● **TASK OBJECTIVE**: Make an exact copy of all the data.

* * *

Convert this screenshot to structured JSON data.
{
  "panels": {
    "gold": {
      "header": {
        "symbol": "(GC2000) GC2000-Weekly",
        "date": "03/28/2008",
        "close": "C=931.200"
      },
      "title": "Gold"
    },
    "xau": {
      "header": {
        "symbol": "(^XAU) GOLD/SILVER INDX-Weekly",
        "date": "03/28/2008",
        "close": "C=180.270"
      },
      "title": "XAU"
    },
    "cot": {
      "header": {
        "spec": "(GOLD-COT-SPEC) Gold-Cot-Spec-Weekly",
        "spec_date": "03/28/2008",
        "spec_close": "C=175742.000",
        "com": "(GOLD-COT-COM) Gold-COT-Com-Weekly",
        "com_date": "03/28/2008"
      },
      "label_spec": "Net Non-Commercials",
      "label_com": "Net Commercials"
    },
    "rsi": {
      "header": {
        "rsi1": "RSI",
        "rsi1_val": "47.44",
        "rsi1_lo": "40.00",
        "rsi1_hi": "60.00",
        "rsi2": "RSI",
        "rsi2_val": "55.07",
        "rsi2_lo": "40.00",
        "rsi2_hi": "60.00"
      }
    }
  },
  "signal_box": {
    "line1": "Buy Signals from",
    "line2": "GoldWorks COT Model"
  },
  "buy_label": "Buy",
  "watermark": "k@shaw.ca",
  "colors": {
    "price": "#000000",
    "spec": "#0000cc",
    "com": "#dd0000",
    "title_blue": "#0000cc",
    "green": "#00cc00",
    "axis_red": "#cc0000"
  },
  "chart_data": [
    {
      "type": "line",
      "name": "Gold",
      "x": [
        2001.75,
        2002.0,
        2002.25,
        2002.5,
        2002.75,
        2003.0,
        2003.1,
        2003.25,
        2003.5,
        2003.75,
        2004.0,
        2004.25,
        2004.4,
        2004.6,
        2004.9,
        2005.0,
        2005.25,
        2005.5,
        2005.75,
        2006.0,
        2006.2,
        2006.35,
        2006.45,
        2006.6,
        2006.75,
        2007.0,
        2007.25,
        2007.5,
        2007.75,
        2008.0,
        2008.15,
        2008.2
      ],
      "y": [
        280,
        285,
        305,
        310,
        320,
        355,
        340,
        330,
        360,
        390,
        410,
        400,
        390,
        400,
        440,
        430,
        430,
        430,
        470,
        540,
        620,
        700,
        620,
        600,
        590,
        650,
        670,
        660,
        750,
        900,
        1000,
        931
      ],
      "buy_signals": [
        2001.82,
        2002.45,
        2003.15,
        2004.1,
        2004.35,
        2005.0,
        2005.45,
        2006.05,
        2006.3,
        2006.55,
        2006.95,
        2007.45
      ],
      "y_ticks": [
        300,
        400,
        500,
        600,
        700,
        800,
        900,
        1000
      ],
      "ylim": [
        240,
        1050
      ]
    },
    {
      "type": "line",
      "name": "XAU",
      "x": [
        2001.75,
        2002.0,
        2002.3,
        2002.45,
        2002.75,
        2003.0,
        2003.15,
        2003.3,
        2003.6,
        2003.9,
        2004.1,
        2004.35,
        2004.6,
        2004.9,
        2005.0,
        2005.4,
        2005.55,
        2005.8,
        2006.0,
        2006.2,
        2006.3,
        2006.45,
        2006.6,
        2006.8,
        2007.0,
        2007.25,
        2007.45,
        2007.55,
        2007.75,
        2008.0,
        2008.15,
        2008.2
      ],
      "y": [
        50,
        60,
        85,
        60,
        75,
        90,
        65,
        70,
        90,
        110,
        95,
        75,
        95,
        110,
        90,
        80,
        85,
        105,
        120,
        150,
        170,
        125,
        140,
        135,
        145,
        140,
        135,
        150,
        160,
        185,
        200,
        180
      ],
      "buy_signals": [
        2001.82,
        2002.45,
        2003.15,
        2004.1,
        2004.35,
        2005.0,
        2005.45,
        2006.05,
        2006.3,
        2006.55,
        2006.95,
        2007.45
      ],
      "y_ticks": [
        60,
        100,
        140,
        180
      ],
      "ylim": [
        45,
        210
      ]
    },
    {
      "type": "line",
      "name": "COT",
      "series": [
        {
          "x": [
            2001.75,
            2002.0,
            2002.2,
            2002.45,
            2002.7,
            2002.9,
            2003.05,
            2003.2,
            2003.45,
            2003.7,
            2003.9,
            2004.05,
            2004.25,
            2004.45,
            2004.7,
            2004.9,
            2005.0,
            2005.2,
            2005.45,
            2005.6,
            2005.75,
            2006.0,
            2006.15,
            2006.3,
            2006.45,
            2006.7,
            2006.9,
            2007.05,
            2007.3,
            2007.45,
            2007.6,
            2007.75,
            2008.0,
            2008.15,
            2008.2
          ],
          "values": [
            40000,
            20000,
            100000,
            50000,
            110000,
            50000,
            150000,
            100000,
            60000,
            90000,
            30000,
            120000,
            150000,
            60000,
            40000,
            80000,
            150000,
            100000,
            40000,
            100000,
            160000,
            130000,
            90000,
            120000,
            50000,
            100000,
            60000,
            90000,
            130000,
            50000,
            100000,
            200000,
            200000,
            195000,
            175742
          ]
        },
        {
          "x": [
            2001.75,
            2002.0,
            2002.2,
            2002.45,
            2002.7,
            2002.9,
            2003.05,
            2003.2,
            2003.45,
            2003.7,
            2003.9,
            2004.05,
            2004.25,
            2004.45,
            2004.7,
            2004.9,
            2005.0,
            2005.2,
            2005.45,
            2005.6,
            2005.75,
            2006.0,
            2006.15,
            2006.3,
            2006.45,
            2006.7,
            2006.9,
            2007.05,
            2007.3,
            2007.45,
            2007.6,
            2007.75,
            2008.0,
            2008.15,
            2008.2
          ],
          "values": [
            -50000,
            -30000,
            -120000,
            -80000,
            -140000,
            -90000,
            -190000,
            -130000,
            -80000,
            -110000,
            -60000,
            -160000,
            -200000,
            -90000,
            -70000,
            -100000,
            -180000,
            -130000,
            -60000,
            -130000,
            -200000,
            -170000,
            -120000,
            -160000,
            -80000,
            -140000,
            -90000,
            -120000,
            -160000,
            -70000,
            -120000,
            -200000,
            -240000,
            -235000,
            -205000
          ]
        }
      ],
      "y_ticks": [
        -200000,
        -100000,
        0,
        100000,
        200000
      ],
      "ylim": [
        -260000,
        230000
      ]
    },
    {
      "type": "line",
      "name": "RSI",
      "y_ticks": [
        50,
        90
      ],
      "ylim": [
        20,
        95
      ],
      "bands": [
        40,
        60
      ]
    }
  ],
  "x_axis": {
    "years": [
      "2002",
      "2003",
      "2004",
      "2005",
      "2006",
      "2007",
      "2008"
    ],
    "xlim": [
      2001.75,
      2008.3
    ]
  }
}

* * *

● **WRITTEN REPLY**:
Convert this screenshot to structured JSON data.
{
  "panels": {
    "gold": {
      "header": {
        "symbol": "(GC2000) GC2000-Weekly",
        "date": "03/28/2008",
        "close": "C=931.200"
      },
      "title": "Gold"
    },
    "xau": {
      "header": {
        "symbol": "(^XAU) GOLD/SILVER INDX-Weekly",
        "date": "03/28/2008",
        "close": "C=180.270"
      },
      "title": "XAU"
    },
    "cot": {
      "header": {
        "spec": "(GOLD-COT-SPEC) Gold-Cot-Spec-Weekly",
        "spec_date": "03/28/2008",
        "spec_close": "C=175742.000",
        "com": "(GOLD-COT-COM) Gold-COT-Com-Weekly",
        "com_date": "03/28/2008"
      },
      "label_spec": "Net Non-Commercials",
      "label_com": "Net Commercials"
    },
    "rsi": {
      "header": {
        "rsi1": "RSI",
        "rsi1_val": "47.44",
        "rsi1_lo": "40.00",
        "rsi1_hi": "60.00",
        "rsi2": "RSI",
        "rsi2_val": "55.07",
        "rsi2_lo": "40.00",
        "rsi2_hi": "60.00"
      }
    }
  },
  "signal_box": {
    "line1": "Buy Signals from",
    "line2": "GoldWorks COT Model"
  },
  "buy_label": "Buy",
  "watermark": "k@shaw.ca",
  "colors": {
    "price": "#000000",
    "spec": "#0000cc",
    "com": "#dd0000",
    "title_blue": "#0000cc",
    "green": "#00cc00",
    "axis_red": "#cc0000"
  },
  "chart_data": [
    {
      "type": "line",
      "name": "Gold",
      "x": [
        2001.75,
        2002.0,
        2002.25,
        2002.5,
        2002.75,
        2003.0,
        2003.1,
        2003.25,
        2003.5,
        2003.75,
        2004.0,
        2004.25,
        2004.4,
        2004.6,
        2004.9,
        2005.0,
        2005.25,
        2005.5,
        2005.75,
        2006.0,
        2006.2,
        2006.35,
        2006.45,
        2006.6,
        2006.75,
        2007.0,
        2007.25,
        2007.5,
        2007.75,
        2008.0,
        2008.15,
        2008.2
      ],
      "y": [
        280,
        285,
        305,
        310,
        320,
        355,
        340,
        330,
        360,
        390,
        410,
        400,
        390,
        400,
        440,
        430,
        430,
        430,
        470,
        540,
        620,
        700,
        620,
        600,
        590,
        650,
        670,
        660,
        750,
        900,
        1000,
        931
      ],
      "buy_signals": [
        2001.82,
        2002.45,
        2003.15,
        2004.1,
        2004.35,
        2005.0,
        2005.45,
        2006.05,
        2006.3,
        2006.55,
        2006.95,
        2007.45
      ],
      "y_ticks": [
        300,
        400,
        500,
        600,
        700,
        800,
        900,
        1000
      ],
      "ylim": [
        240,
        1050
      ]
    },
    {
      "type": "line",
      "name": "XAU",
      "x": [
        2001.75,
        2002.0,
        2002.3,
        2002.45,
        2002.75,
        2003.0,
        2003.15,
        2003.3,
        2003.6,
        2003.9,
        2004.1,
        2004.35,
        2004.6,
        2004.9,
        2005.0,
        2005.4,
        2005.55,
        2005.8,
        2006.0,
        2006.2,
        2006.3,
        2006.45,
        2006.6,
        2006.8,
        2007.0,
        2007.25,
        2007.45,
        2007.55,
        2007.75,
        2008.0,
        2008.15,
        2008.2
      ],
      "y": [
        50,
        60,
        85,
        60,
        75,
        90,
        65,
        70,
        90,
        110,
        95,
        75,
        95,
        110,
        90,
        80,
        85,
        105,
        120,
        150,
        170,
        125,
        140,
        135,
        145,
        140,
        135,
        150,
        160,
        185,
        200,
        180
      ],
      "buy_signals": [
        2001.82,
        2002.45,
        2003.15,
        2004.1,
        2004.35,
        2005.0,
        2005.45,
        2006.05,
        2006.3,
        2006.55,
        2006.95,
        2007.45
      ],
      "y_ticks": [
        60,
        100,
        140,
        180
      ],
      "ylim": [
        45,
        210
      ]
    },
    {
      "type": "line",
      "name": "COT",
      "series": [
        {
          "x": [
            2001.75,
            2002.0,
            2002.2,
            2002.45,
            2002.7,
            2002.9,
            2003.05,
            2003.2,
            2003.45,
            2003.7,
            2003.9,
            2004.05,
            2004.25,
            2004.45,
            2004.7,
            2004.9,
            2005.0,
            2005.2,
            2005.45,
            2005.6,
            2005.75,
            2006.0,
            2006.15,
            2006.3,
            2006.45,
            2006.7,
            2006.9,
            2007.05,
            2007.3,
            2007.45,
            2007.6,
            2007.75,
            2008.0,
            2008.15,
            2008.2
          ],
          "values": [
            40000,
            20000,
            100000,
            50000,
            110000,
            50000,
            150000,
            100000,
            60000,
            90000,
            30000,
            120000,
            150000,
            60000,
            40000,
            80000,
            150000,
            100000,
            40000,
            100000,
            160000,
            130000,
            90000,
            120000,
            50000,
            100000,
            60000,
            90000,
            130000,
            50000,
            100000,
            200000,
            200000,
            195000,
            175742
          ]
        },
        {
          "x": [
            2001.75,
            2002.0,
            2002.2,
            2002.45,
            2002.7,
            2002.9,
            2003.05,
            2003.2,
            2003.45,
            2003.7,
            2003.9,
            2004.05,
            2004.25,
            2004.45,
            2004.7,
            2004.9,
            2005.0,
            2005.2,
            2005.45,
            2005.6,
            2005.75,
            2006.0,
            2006.15,
            2006.3,
            2006.45,
            2006.7,
            2006.9,
            2007.05,
            2007.3,
            2007.45,
            2007.6,
            2007.75,
            2008.0,
            2008.15,
            2008.2
          ],
          "values": [
            -50000,
            -30000,
            -120000,
            -80000,
            -140000,
            -90000,
            -190000,
            -130000,
            -80000,
            -110000,
            -60000,
            -160000,
            -200000,
            -90000,
            -70000,
            -100000,
            -180000,
            -130000,
            -60000,
            -130000,
            -200000,
            -170000,
            -120000,
            -160000,
            -80000,
            -140000,
            -90000,
            -120000,
            -160000,
            -70000,
            -120000,
            -200000,
            -240000,
            -235000,
            -205000
          ]
        }
      ],
      "y_ticks": [
        -200000,
        -100000,
        0,
        100000,
        200000
      ],
      "ylim": [
        -260000,
        230000
      ]
    },
    {
      "type": "line",
      "name": "RSI",
      "y_ticks": [
        50,
        90
      ],
      "ylim": [
        20,
        95
      ],
      "bands": [
        40,
        60
      ]
    }
  ],
  "x_axis": {
    "years": [
      "2002",
      "2003",
      "2004",
      "2005",
      "2006",
      "2007",
      "2008"
    ],
    "xlim": [
      2001.75,
      2008.3
    ]
  }
}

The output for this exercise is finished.